→ AIM OF THE EXERCISE: Select the lines that contain "JSON" and copy each of them.

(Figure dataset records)
• • • • • • •
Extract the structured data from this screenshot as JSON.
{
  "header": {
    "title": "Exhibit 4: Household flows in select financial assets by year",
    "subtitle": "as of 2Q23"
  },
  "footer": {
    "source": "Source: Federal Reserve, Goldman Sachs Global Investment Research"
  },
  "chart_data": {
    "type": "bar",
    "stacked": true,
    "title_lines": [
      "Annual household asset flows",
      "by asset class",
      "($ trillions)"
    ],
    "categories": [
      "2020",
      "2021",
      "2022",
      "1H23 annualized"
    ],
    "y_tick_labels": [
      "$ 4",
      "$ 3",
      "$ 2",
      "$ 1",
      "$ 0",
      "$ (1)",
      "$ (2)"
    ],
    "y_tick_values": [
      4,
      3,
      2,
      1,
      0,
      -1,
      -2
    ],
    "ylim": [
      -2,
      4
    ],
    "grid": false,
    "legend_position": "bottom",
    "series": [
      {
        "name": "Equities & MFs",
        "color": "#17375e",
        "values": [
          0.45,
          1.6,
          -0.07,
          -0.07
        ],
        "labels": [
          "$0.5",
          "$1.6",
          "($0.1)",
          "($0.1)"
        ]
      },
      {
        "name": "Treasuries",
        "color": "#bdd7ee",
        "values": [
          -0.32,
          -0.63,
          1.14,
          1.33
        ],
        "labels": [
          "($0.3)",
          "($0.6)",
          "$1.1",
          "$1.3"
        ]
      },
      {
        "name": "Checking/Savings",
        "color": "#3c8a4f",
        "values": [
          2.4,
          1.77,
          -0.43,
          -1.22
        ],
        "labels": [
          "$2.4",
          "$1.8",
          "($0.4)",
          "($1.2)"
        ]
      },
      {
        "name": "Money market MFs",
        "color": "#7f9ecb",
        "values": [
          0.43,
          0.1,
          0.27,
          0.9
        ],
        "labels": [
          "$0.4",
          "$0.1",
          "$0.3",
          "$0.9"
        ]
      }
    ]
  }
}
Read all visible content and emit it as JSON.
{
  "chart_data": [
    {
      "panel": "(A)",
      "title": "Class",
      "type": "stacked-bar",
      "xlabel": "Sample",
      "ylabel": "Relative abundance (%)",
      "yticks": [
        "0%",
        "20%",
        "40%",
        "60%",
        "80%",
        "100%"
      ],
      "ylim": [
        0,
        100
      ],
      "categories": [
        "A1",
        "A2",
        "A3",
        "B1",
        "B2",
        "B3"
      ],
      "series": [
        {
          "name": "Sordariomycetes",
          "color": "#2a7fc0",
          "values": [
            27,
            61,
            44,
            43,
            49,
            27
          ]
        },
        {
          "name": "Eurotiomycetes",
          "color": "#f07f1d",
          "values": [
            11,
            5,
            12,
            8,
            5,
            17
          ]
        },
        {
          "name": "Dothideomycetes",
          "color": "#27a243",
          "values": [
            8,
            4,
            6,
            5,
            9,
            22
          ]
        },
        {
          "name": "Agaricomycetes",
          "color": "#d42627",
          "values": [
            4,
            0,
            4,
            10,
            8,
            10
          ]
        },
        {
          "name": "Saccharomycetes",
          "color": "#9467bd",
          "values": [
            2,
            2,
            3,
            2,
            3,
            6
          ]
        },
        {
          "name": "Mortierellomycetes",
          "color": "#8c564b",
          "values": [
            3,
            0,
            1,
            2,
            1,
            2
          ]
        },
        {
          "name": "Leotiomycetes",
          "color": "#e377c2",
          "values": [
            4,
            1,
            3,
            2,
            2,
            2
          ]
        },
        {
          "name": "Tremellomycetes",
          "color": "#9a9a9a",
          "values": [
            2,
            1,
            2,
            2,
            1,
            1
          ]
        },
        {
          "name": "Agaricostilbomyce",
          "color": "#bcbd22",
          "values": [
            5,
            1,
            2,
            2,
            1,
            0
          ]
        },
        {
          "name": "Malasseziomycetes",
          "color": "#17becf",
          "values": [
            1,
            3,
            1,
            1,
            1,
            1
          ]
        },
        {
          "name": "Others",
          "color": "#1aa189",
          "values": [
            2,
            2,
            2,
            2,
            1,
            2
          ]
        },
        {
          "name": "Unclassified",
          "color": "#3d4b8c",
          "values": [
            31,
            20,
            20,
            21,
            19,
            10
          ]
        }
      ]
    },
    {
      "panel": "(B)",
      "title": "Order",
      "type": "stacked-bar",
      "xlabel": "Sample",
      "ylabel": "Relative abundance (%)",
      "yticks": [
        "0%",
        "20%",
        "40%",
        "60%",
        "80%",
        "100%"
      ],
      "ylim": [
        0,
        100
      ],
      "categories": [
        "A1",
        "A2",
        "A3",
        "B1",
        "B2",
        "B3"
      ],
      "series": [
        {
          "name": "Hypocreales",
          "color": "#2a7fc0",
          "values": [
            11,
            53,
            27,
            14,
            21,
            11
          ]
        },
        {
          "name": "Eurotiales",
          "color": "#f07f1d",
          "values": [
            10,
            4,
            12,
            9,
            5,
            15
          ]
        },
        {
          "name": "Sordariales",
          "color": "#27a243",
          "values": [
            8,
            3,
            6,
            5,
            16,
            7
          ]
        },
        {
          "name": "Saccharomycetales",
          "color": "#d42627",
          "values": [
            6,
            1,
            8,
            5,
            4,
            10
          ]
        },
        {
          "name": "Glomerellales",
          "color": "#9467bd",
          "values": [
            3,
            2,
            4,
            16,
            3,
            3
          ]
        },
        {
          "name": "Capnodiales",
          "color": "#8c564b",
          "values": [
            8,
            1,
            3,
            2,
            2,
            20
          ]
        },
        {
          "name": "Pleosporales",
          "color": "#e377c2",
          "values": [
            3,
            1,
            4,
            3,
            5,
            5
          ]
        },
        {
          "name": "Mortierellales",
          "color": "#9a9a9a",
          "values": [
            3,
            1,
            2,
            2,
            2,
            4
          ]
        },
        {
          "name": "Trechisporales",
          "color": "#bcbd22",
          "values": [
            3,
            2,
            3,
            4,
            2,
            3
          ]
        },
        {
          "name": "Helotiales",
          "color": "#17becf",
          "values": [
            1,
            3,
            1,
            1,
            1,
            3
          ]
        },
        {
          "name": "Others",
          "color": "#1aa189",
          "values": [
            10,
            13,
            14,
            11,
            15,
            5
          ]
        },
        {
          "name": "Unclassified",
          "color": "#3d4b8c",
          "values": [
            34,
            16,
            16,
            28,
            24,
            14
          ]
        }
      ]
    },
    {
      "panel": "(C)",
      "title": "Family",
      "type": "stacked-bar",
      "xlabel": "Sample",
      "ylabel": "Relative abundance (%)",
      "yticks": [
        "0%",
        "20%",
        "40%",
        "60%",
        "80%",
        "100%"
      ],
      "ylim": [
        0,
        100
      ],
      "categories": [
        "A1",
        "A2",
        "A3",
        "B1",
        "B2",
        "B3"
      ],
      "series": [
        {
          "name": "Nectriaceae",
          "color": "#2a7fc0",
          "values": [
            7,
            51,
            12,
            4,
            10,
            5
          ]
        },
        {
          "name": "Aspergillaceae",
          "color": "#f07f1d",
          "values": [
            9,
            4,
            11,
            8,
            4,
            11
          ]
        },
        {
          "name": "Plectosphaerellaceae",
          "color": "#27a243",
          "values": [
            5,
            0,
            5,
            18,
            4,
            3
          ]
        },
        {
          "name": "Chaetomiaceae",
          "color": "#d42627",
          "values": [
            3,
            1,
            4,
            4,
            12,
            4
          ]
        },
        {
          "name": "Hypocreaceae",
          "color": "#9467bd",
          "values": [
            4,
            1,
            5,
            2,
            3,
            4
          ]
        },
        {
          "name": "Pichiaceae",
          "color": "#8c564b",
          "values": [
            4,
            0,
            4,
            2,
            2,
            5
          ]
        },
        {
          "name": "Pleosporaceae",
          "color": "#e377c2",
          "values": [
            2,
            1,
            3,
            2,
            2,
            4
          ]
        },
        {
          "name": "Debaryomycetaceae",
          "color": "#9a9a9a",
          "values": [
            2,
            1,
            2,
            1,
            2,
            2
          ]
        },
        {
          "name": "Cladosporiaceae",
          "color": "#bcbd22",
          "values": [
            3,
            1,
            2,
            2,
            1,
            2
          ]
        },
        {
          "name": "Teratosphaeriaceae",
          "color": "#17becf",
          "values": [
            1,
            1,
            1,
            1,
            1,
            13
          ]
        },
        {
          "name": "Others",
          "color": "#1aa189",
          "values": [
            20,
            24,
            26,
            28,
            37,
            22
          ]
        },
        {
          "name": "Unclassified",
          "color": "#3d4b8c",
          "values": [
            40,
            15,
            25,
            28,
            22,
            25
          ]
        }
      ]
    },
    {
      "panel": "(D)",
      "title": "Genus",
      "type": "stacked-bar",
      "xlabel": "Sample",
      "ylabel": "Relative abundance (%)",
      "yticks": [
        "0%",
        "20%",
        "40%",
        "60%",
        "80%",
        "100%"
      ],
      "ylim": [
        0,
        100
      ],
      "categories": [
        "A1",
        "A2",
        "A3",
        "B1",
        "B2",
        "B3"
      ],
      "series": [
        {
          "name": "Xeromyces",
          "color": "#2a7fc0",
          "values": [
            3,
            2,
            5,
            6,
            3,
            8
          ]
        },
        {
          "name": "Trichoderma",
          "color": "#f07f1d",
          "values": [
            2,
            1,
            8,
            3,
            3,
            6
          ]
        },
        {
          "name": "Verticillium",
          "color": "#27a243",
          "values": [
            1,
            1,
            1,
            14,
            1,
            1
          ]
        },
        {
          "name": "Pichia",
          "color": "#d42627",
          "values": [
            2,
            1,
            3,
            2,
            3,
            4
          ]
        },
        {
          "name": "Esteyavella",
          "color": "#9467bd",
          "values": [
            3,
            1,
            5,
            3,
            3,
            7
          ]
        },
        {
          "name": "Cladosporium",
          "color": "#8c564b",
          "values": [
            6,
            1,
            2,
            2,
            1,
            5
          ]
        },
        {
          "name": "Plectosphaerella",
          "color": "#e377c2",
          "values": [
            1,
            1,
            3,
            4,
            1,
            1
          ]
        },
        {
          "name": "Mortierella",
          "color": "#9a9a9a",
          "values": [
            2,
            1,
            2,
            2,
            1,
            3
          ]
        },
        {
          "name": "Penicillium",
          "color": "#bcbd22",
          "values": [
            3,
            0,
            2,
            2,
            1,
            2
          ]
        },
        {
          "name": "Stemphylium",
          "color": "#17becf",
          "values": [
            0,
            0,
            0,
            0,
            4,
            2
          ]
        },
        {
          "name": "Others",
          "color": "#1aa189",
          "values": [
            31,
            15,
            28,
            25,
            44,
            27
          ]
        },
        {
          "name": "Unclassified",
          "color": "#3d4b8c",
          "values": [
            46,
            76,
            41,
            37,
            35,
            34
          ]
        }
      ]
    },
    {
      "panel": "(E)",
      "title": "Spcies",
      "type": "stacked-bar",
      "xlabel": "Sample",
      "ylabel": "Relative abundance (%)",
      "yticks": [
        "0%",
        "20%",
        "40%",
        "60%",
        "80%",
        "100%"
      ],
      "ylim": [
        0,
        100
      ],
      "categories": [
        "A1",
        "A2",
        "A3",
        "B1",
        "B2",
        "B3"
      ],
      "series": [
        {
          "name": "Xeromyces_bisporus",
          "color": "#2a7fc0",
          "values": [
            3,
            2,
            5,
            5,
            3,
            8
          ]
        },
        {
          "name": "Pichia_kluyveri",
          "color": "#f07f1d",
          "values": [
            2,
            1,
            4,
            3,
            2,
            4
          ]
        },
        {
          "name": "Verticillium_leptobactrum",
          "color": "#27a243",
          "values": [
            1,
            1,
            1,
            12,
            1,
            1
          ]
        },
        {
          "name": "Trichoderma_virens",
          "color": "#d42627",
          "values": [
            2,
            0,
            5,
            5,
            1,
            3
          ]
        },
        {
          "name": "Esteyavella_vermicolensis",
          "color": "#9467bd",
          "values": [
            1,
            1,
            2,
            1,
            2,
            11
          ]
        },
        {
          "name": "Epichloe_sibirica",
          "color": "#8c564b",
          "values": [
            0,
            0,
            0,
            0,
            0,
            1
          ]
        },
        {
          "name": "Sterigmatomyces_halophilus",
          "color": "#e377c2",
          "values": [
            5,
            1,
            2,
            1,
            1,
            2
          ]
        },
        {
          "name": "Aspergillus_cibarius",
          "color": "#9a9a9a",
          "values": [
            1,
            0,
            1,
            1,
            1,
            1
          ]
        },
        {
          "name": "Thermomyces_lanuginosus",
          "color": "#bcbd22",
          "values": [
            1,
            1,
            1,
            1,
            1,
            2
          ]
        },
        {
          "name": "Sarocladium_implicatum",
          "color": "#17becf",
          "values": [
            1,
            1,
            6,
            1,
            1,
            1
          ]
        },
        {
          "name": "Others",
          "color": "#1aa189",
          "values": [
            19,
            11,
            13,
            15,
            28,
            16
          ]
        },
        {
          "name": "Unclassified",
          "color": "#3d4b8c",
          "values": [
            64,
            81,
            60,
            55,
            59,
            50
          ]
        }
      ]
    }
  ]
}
• • • • • • •
→ ANSWER FOR THIS EXERCISE:
Extract the structured data from this screenshot as JSON.
Read all visible content and emit it as JSON.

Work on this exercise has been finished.